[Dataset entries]
□ □ □ □ □ □ □
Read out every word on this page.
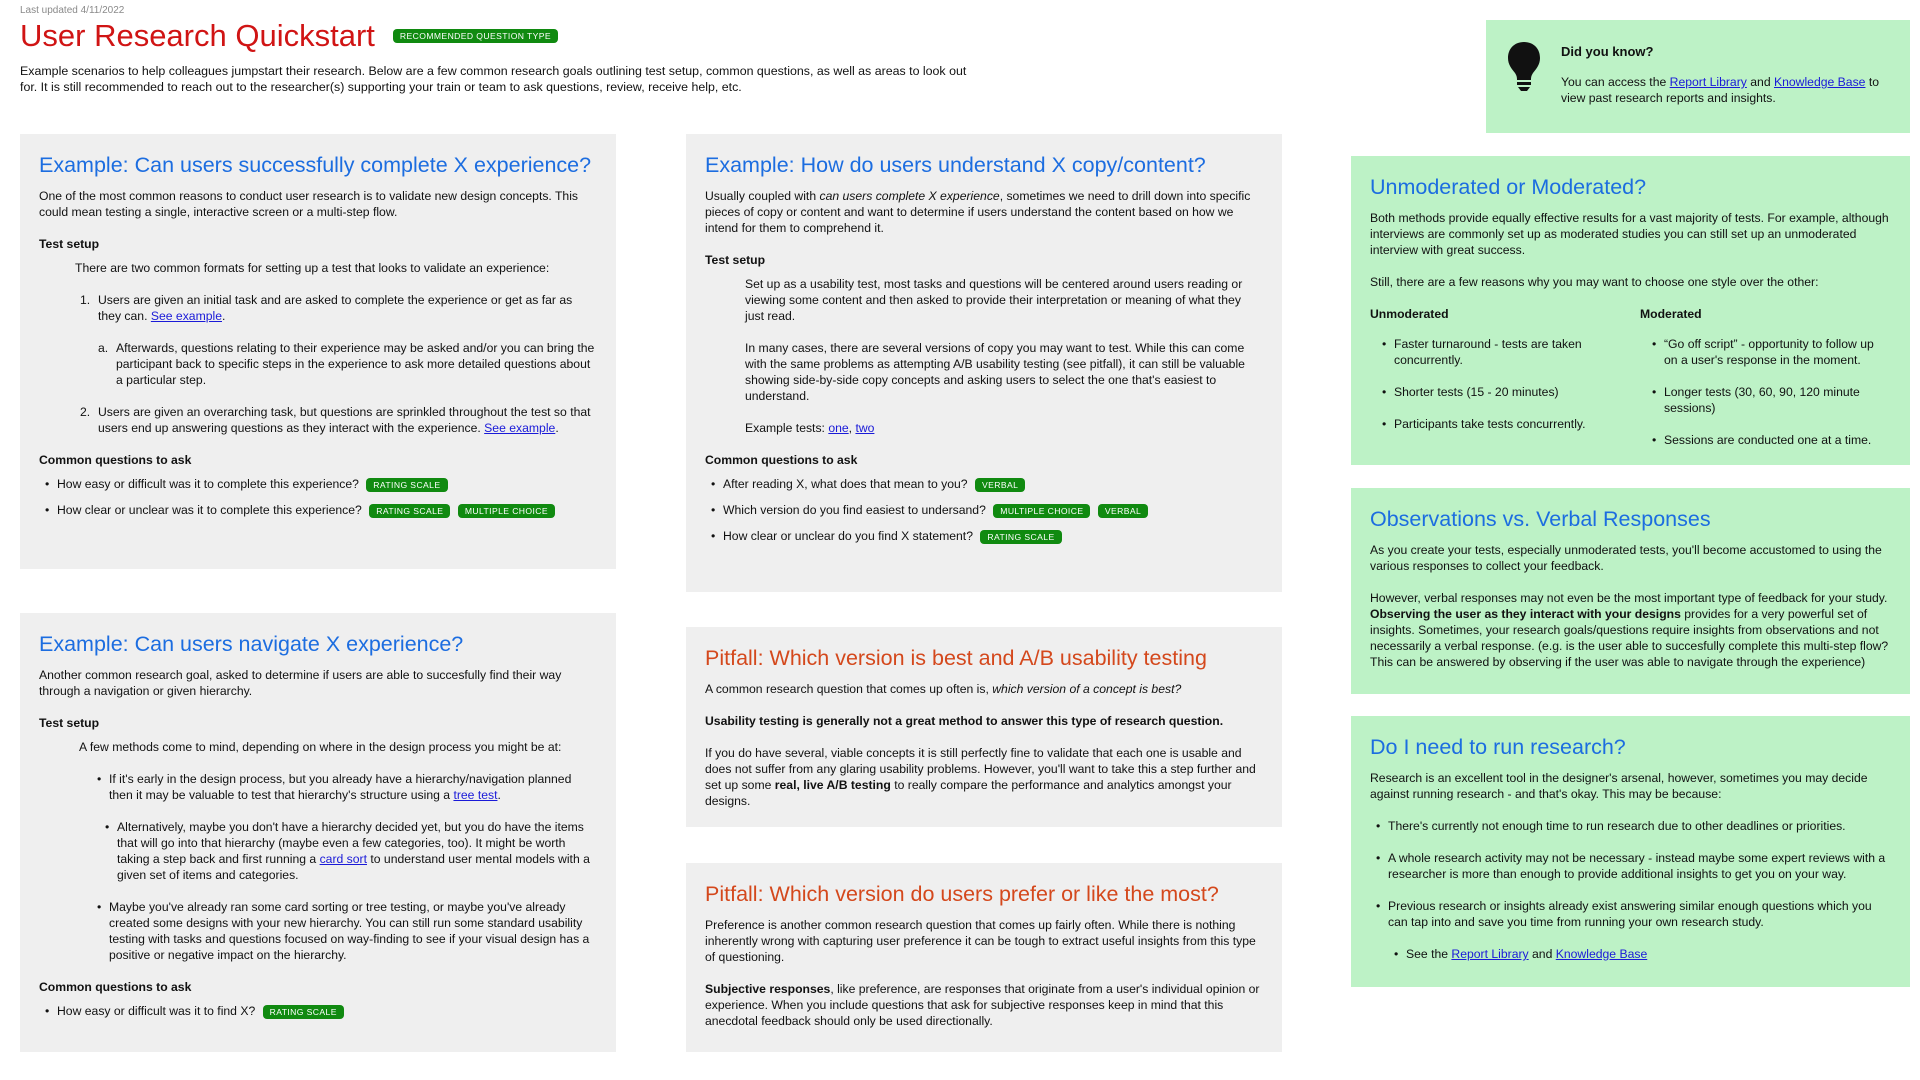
Last updated 4/11/2022
User Research Quickstart	RECOMMENDED QUESTION TYPE
Example scenarios to help colleagues jumpstart their research. Below are a few common research goals outlining test setup, common questions, as well as areas to look out for. It is still recommended to reach out to the researcher(s) supporting your train or team to ask questions, review, receive help, etc.
Did you know?
You can access the Report Library and Knowledge Base to view past research reports and insights.
Example: Can users successfully complete X experience?

One of the most common reasons to conduct user research is to validate new design concepts. This could mean testing a single, interactive screen or a multi-step flow.

Test setup

There are two common formats for setting up a test that looks to validate an experience:

1. Users are given an initial task and are asked to complete the experience or get as far as they can. See example.
a. Afterwards, questions relating to their experience may be asked and/or you can bring the participant back to specific steps in the experience to ask more detailed questions about a particular step.
2. Users are given an overarching task, but questions are sprinkled throughout the test so that users end up answering questions as they interact with the experience. See example.
Common questions to ask
• How easy or difficult was it to complete this experience? RATING SCALE
• How clear or unclear was it to complete this experience? RATING SCALE MULTIPLE CHOICE
Example: Can users navigate X experience?

Another common research goal, asked to determine if users are able to succesfully find their way through a navigation or given hierarchy.

Test setup

A few methods come to mind, depending on where in the design process you might be at:

• If it's early in the design process, but you already have a hierarchy/navigation planned then it may be valuable to test that hierarchy's structure using a tree test.
• Alternatively, maybe you don't have a hierarchy decided yet, but you do have the items that will go into that hierarchy (maybe even a few categories, too). It might be worth taking a step back and first running a card sort to understand user mental models with a given set of items and categories.
• Maybe you've already ran some card sorting or tree testing, or maybe you've already created some designs with your new hierarchy. You can still run some standard usability testing with tasks and questions focused on way-finding to see if your visual design has a positive or negative impact on the hierarchy.
Common questions to ask
• How easy or difficult was it to find X? RATING SCALE
Example: How do users understand X copy/content?

Usually coupled with can users complete X experience, sometimes we need to drill down into specific pieces of copy or content and want to determine if users understand the content based on how we intend for them to comprehend it.

Test setup

Set up as a usability test, most tasks and questions will be centered around users reading or viewing some content and then asked to provide their interpretation or meaning of what they just read.

In many cases, there are several versions of copy you may want to test. While this can come with the same problems as attempting A/B usability testing (see pitfall), it can still be valuable showing side-by-side copy concepts and asking users to select the one that's easiest to understand.

Example tests: one, two

Common questions to ask
• After reading X, what does that mean to you? VERBAL
• Which version do you find easiest to undersand? MULTIPLE CHOICE VERBAL
• How clear or unclear do you find X statement? RATING SCALE
Pitfall: Which version is best and A/B usability testing

A common research question that comes up often is, which version of a concept is best?

Usability testing is generally not a great method to answer this type of research question.

If you do have several, viable concepts it is still perfectly fine to validate that each one is usable and does not suffer from any glaring usability problems. However, you'll want to take this a step further and set up some real, live A/B testing to really compare the performance and analytics amongst your designs.

Pitfall: Which version do users prefer or like the most?

Preference is another common research question that comes up fairly often. While there is nothing inherently wrong with capturing user preference it can be tough to extract useful insights from this type of questioning.

Subjective responses, like preference, are responses that originate from a user's individual opinion or experience. When you include questions that ask for subjective responses keep in mind that this anecdotal feedback should only be used directionally.

Unmoderated or Moderated?

Both methods provide equally effective results for a vast majority of tests. For example, although interviews are commonly set up as moderated studies you can still set up an unmoderated interview with great success.

Still, there are a few reasons why you may want to choose one style over the other:

Unmoderated
• Faster turnaround - tests are taken concurrently.
• Shorter tests (15 - 20 minutes)
• Participants take tests concurrently.
Moderated
• “Go off script” - opportunity to follow up on a user's response in the moment.
• Longer tests (30, 60, 90, 120 minute sessions)
• Sessions are conducted one at a time.
Observations vs. Verbal Responses

As you create your tests, especially unmoderated tests, you'll become accustomed to using the various responses to collect your feedback.

However, verbal responses may not even be the most important type of feedback for your study. Observing the user as they interact with your designs provides for a very powerful set of insights. Sometimes, your research goals/questions require insights from observations and not necessarily a verbal response. (e.g. is the user able to succesfully complete this multi-step flow? This can be answered by observing if the user was able to navigate through the experience)

Do I need to run research?

Research is an excellent tool in the designer's arsenal, however, sometimes you may decide against running research - and that's okay. This may be because:

• There's currently not enough time to run research due to other deadlines or priorities.
• A whole research activity may not be necessary - instead maybe some expert reviews with a researcher is more than enough to provide additional insights to get you on your way.
• Previous research or insights already exist answering similar enough questions which you can tap into and save you time from running your own research study.
• See the Report Library and Knowledge Base
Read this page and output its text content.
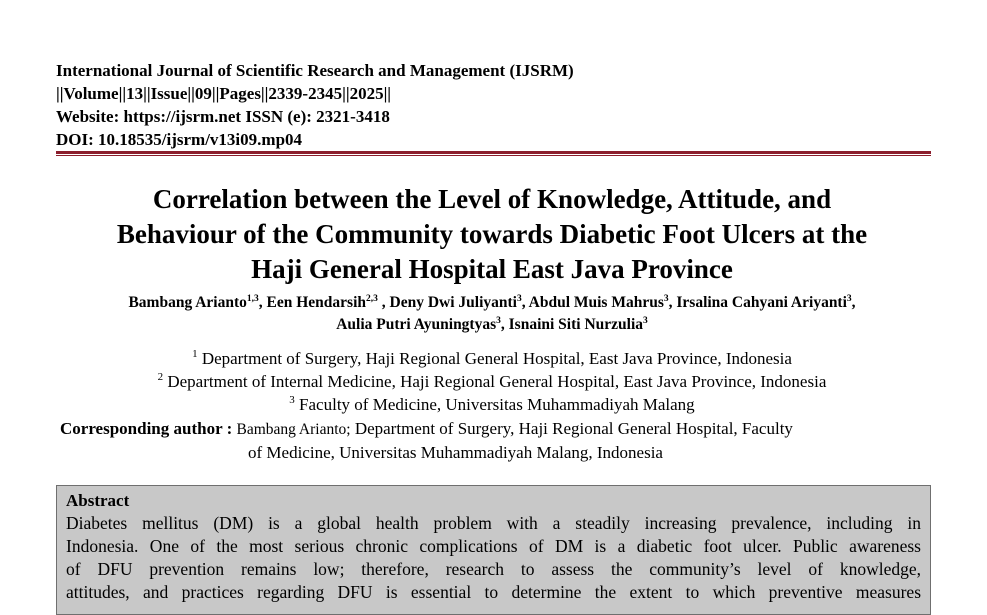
International Journal of Scientific Research and Management (IJSRM)
||Volume||13||Issue||09||Pages||2339-2345||2025||
Website: https://ijsrm.net ISSN (e): 2321-3418
DOI: 10.18535/ijsrm/v13i09.mp04
Correlation between the Level of Knowledge, Attitude, and
Behaviour of the Community towards Diabetic Foot Ulcers at the
Haji General Hospital East Java Province
Bambang Arianto$^{1,3}$, Een Hendarsih$^{2,3}$ , Deny Dwi Juliyanti$^3$, Abdul Muis Mahrus$^3$, Irsalina Cahyani Ariyanti$^3$,
Aulia Putri Ayuningtyas$^3$, Isnaini Siti Nurzulia$^3$
$^1$ Department of Surgery, Haji Regional General Hospital, East Java Province, Indonesia
$^2$ Department of Internal Medicine, Haji Regional General Hospital, East Java Province, Indonesia
$^3$ Faculty of Medicine, Universitas Muhammadiyah Malang
Corresponding author : Bambang Arianto; Department of Surgery, Haji Regional General Hospital, Faculty
of Medicine, Universitas Muhammadiyah Malang, Indonesia
Abstract
Diabetes mellitus (DM) is a global health problem with a steadily increasing prevalence, including in
Indonesia. One of the most serious chronic complications of DM is a diabetic foot ulcer. Public awareness
of DFU prevention remains low; therefore, research to assess the community’s level of knowledge,
attitudes, and practices regarding DFU is essential to determine the extent to which preventive measures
□ □ □ □ □ □ □
Aim of the exercise: Write out every record above exactly as it stands, but leave out the pictures.

Written solution:
Read out every word on this page.
Last updated 4/11/2022
User Research Quickstart	RECOMMENDED QUESTION TYPE
Example scenarios to help colleagues jumpstart their research. Below are a few common research goals outlining test setup, common questions, as well as areas to look out for. It is still recommended to reach out to the researcher(s) supporting your train or team to ask questions, review, receive help, etc.
Did you know?
You can access the Report Library and Knowledge Base to view past research reports and insights.
Example: Can users successfully complete X experience?

One of the most common reasons to conduct user research is to validate new design concepts. This could mean testing a single, interactive screen or a multi-step flow.

Test setup

There are two common formats for setting up a test that looks to validate an experience:

1. Users are given an initial task and are asked to complete the experience or get as far as they can. See example.
a. Afterwards, questions relating to their experience may be asked and/or you can bring the participant back to specific steps in the experience to ask more detailed questions about a particular step.
2. Users are given an overarching task, but questions are sprinkled throughout the test so that users end up answering questions as they interact with the experience. See example.
Common questions to ask
• How easy or difficult was it to complete this experience? RATING SCALE
• How clear or unclear was it to complete this experience? RATING SCALE MULTIPLE CHOICE
Example: Can users navigate X experience?

Another common research goal, asked to determine if users are able to succesfully find their way through a navigation or given hierarchy.

Test setup

A few methods come to mind, depending on where in the design process you might be at:

• If it's early in the design process, but you already have a hierarchy/navigation planned then it may be valuable to test that hierarchy's structure using a tree test.
• Alternatively, maybe you don't have a hierarchy decided yet, but you do have the items that will go into that hierarchy (maybe even a few categories, too). It might be worth taking a step back and first running a card sort to understand user mental models with a given set of items and categories.
• Maybe you've already ran some card sorting or tree testing, or maybe you've already created some designs with your new hierarchy. You can still run some standard usability testing with tasks and questions focused on way-finding to see if your visual design has a positive or negative impact on the hierarchy.
Common questions to ask
• How easy or difficult was it to find X? RATING SCALE
Example: How do users understand X copy/content?

Usually coupled with can users complete X experience, sometimes we need to drill down into specific pieces of copy or content and want to determine if users understand the content based on how we intend for them to comprehend it.

Test setup

Set up as a usability test, most tasks and questions will be centered around users reading or viewing some content and then asked to provide their interpretation or meaning of what they just read.

In many cases, there are several versions of copy you may want to test. While this can come with the same problems as attempting A/B usability testing (see pitfall), it can still be valuable showing side-by-side copy concepts and asking users to select the one that's easiest to understand.

Example tests: one, two

Common questions to ask
• After reading X, what does that mean to you? VERBAL
• Which version do you find easiest to undersand? MULTIPLE CHOICE VERBAL
• How clear or unclear do you find X statement? RATING SCALE
Pitfall: Which version is best and A/B usability testing

A common research question that comes up often is, which version of a concept is best?

Usability testing is generally not a great method to answer this type of research question.

If you do have several, viable concepts it is still perfectly fine to validate that each one is usable and does not suffer from any glaring usability problems. However, you'll want to take this a step further and set up some real, live A/B testing to really compare the performance and analytics amongst your designs.

Pitfall: Which version do users prefer or like the most?

Preference is another common research question that comes up fairly often. While there is nothing inherently wrong with capturing user preference it can be tough to extract useful insights from this type of questioning.

Subjective responses, like preference, are responses that originate from a user's individual opinion or experience. When you include questions that ask for subjective responses keep in mind that this anecdotal feedback should only be used directionally.

Unmoderated or Moderated?

Both methods provide equally effective results for a vast majority of tests. For example, although interviews are commonly set up as moderated studies you can still set up an unmoderated interview with great success.

Still, there are a few reasons why you may want to choose one style over the other:

Unmoderated
• Faster turnaround - tests are taken concurrently.
• Shorter tests (15 - 20 minutes)
• Participants take tests concurrently.
Moderated
• “Go off script” - opportunity to follow up on a user's response in the moment.
• Longer tests (30, 60, 90, 120 minute sessions)
• Sessions are conducted one at a time.
Observations vs. Verbal Responses

As you create your tests, especially unmoderated tests, you'll become accustomed to using the various responses to collect your feedback.

However, verbal responses may not even be the most important type of feedback for your study. Observing the user as they interact with your designs provides for a very powerful set of insights. Sometimes, your research goals/questions require insights from observations and not necessarily a verbal response. (e.g. is the user able to succesfully complete this multi-step flow? This can be answered by observing if the user was able to navigate through the experience)

Do I need to run research?

Research is an excellent tool in the designer's arsenal, however, sometimes you may decide against running research - and that's okay. This may be because:

• There's currently not enough time to run research due to other deadlines or priorities.
• A whole research activity may not be necessary - instead maybe some expert reviews with a researcher is more than enough to provide additional insights to get you on your way.
• Previous research or insights already exist answering similar enough questions which you can tap into and save you time from running your own research study.
• See the Report Library and Knowledge Base
Read this page and output its text content.
International Journal of Scientific Research and Management (IJSRM)
||Volume||13||Issue||09||Pages||2339-2345||2025||
Website: https://ijsrm.net ISSN (e): 2321-3418
DOI: 10.18535/ijsrm/v13i09.mp04
Correlation between the Level of Knowledge, Attitude, and
Behaviour of the Community towards Diabetic Foot Ulcers at the
Haji General Hospital East Java Province
Bambang Arianto$^{1,3}$, Een Hendarsih$^{2,3}$ , Deny Dwi Juliyanti$^3$, Abdul Muis Mahrus$^3$, Irsalina Cahyani Ariyanti$^3$,
Aulia Putri Ayuningtyas$^3$, Isnaini Siti Nurzulia$^3$
$^1$ Department of Surgery, Haji Regional General Hospital, East Java Province, Indonesia
$^2$ Department of Internal Medicine, Haji Regional General Hospital, East Java Province, Indonesia
$^3$ Faculty of Medicine, Universitas Muhammadiyah Malang
Corresponding author : Bambang Arianto; Department of Surgery, Haji Regional General Hospital, Faculty
of Medicine, Universitas Muhammadiyah Malang, Indonesia
Abstract
Diabetes mellitus (DM) is a global health problem with a steadily increasing prevalence, including in
Indonesia. One of the most serious chronic complications of DM is a diabetic foot ulcer. Public awareness
of DFU prevention remains low; therefore, research to assess the community’s level of knowledge,
attitudes, and practices regarding DFU is essential to determine the extent to which preventive measures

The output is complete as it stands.